# start of Data shown

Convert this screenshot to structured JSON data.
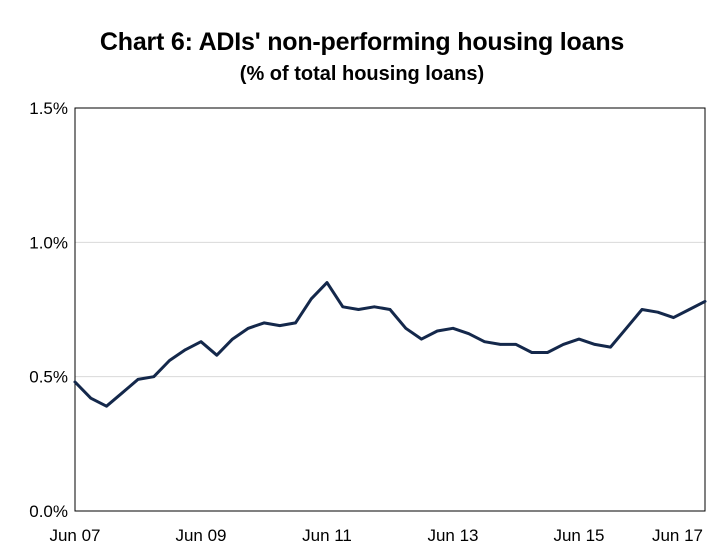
{
  "chart_data": {
    "type": "line",
    "title": "Chart 6: ADIs' non-performing housing loans",
    "subtitle": "(% of total housing loans)",
    "xlabel": "",
    "ylabel": "",
    "ylim": [
      0,
      1.5
    ],
    "yticks": [
      "0.0%",
      "0.5%",
      "1.0%",
      "1.5%"
    ],
    "xticks": [
      "Jun 07",
      "Jun 09",
      "Jun 11",
      "Jun 13",
      "Jun 15",
      "Jun 17"
    ],
    "grid": "horizontal",
    "line_color": "#14284b",
    "series": [
      {
        "x": [
          "Jun 07",
          "Sep 07",
          "Dec 07",
          "Mar 08",
          "Jun 08",
          "Sep 08",
          "Dec 08",
          "Mar 09",
          "Jun 09",
          "Sep 09",
          "Dec 09",
          "Mar 10",
          "Jun 10",
          "Sep 10",
          "Dec 10",
          "Mar 11",
          "Jun 11",
          "Sep 11",
          "Dec 11",
          "Mar 12",
          "Jun 12",
          "Sep 12",
          "Dec 12",
          "Mar 13",
          "Jun 13",
          "Sep 13",
          "Dec 13",
          "Mar 14",
          "Jun 14",
          "Sep 14",
          "Dec 14",
          "Mar 15",
          "Jun 15",
          "Sep 15",
          "Dec 15",
          "Mar 16",
          "Jun 16",
          "Sep 16",
          "Dec 16",
          "Mar 17",
          "Jun 17"
        ],
        "values": [
          0.48,
          0.42,
          0.39,
          0.44,
          0.49,
          0.5,
          0.56,
          0.6,
          0.63,
          0.58,
          0.64,
          0.68,
          0.7,
          0.69,
          0.7,
          0.79,
          0.85,
          0.76,
          0.75,
          0.76,
          0.75,
          0.68,
          0.64,
          0.67,
          0.68,
          0.66,
          0.63,
          0.62,
          0.62,
          0.59,
          0.59,
          0.62,
          0.64,
          0.62,
          0.61,
          0.68,
          0.75,
          0.74,
          0.72,
          0.75,
          0.78
        ]
      }
    ]
  }
}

# end of Data shown

Goal: Without the pictures, output the full listing exactly as it stands.

Answer to this task:
Convert this screenshot to structured JSON data.
{
  "chart_data": {
    "type": "line",
    "title": "Chart 6: ADIs' non-performing housing loans",
    "subtitle": "(% of total housing loans)",
    "xlabel": "",
    "ylabel": "",
    "ylim": [
      0,
      1.5
    ],
    "yticks": [
      "0.0%",
      "0.5%",
      "1.0%",
      "1.5%"
    ],
    "xticks": [
      "Jun 07",
      "Jun 09",
      "Jun 11",
      "Jun 13",
      "Jun 15",
      "Jun 17"
    ],
    "grid": "horizontal",
    "line_color": "#14284b",
    "series": [
      {
        "x": [
          "Jun 07",
          "Sep 07",
          "Dec 07",
          "Mar 08",
          "Jun 08",
          "Sep 08",
          "Dec 08",
          "Mar 09",
          "Jun 09",
          "Sep 09",
          "Dec 09",
          "Mar 10",
          "Jun 10",
          "Sep 10",
          "Dec 10",
          "Mar 11",
          "Jun 11",
          "Sep 11",
          "Dec 11",
          "Mar 12",
          "Jun 12",
          "Sep 12",
          "Dec 12",
          "Mar 13",
          "Jun 13",
          "Sep 13",
          "Dec 13",
          "Mar 14",
          "Jun 14",
          "Sep 14",
          "Dec 14",
          "Mar 15",
          "Jun 15",
          "Sep 15",
          "Dec 15",
          "Mar 16",
          "Jun 16",
          "Sep 16",
          "Dec 16",
          "Mar 17",
          "Jun 17"
        ],
        "values": [
          0.48,
          0.42,
          0.39,
          0.44,
          0.49,
          0.5,
          0.56,
          0.6,
          0.63,
          0.58,
          0.64,
          0.68,
          0.7,
          0.69,
          0.7,
          0.79,
          0.85,
          0.76,
          0.75,
          0.76,
          0.75,
          0.68,
          0.64,
          0.67,
          0.68,
          0.66,
          0.63,
          0.62,
          0.62,
          0.59,
          0.59,
          0.62,
          0.64,
          0.62,
          0.61,
          0.68,
          0.75,
          0.74,
          0.72,
          0.75,
          0.78
        ]
      }
    ]
  }
}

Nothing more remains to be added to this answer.